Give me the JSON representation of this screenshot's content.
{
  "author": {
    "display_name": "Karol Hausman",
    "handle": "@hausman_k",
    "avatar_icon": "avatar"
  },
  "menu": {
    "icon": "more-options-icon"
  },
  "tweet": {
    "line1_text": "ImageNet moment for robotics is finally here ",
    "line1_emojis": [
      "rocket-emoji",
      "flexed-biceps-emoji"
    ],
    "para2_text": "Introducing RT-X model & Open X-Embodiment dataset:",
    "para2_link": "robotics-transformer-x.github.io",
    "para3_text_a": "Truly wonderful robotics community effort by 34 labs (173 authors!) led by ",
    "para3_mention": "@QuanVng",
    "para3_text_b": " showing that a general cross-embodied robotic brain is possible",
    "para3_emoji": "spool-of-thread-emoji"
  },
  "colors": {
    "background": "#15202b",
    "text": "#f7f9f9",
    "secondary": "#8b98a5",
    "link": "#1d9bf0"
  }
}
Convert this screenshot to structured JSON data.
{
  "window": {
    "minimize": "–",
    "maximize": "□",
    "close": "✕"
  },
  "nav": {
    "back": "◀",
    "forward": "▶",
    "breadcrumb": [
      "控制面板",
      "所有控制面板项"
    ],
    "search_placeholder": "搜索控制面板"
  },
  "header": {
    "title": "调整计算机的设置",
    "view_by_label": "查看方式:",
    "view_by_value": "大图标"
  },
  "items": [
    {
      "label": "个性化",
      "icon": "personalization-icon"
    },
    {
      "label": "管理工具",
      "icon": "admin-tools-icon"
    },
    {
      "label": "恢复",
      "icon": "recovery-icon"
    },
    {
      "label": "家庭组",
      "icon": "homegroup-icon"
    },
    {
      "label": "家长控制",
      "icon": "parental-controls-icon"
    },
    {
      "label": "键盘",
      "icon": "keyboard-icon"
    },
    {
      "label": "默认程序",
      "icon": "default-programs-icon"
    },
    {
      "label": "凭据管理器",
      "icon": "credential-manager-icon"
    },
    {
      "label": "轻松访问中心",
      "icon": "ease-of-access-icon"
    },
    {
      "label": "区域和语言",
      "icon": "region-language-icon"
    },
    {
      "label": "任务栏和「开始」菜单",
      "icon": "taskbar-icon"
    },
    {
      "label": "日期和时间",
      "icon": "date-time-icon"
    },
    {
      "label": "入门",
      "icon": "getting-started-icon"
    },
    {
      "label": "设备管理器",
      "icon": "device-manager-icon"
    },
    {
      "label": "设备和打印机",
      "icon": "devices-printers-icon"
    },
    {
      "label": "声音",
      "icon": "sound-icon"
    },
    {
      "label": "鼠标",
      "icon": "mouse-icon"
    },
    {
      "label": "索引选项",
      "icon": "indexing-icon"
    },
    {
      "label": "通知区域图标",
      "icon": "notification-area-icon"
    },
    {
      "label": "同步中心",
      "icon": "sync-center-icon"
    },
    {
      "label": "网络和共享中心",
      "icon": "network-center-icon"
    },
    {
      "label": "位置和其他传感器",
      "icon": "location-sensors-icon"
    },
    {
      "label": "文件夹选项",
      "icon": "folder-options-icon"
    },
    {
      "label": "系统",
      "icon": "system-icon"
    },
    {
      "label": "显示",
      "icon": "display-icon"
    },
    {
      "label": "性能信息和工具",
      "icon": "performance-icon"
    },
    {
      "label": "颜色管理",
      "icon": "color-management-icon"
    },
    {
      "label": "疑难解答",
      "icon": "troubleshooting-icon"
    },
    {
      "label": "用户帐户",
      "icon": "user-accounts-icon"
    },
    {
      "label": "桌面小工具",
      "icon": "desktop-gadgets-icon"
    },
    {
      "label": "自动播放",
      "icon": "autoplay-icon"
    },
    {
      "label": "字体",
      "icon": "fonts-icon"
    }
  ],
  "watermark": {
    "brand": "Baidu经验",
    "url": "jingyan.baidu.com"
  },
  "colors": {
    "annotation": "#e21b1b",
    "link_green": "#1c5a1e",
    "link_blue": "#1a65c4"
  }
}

Work required -
Only the number is wanted: how many lines of these entries contain the string "this"?

Correct answer -
2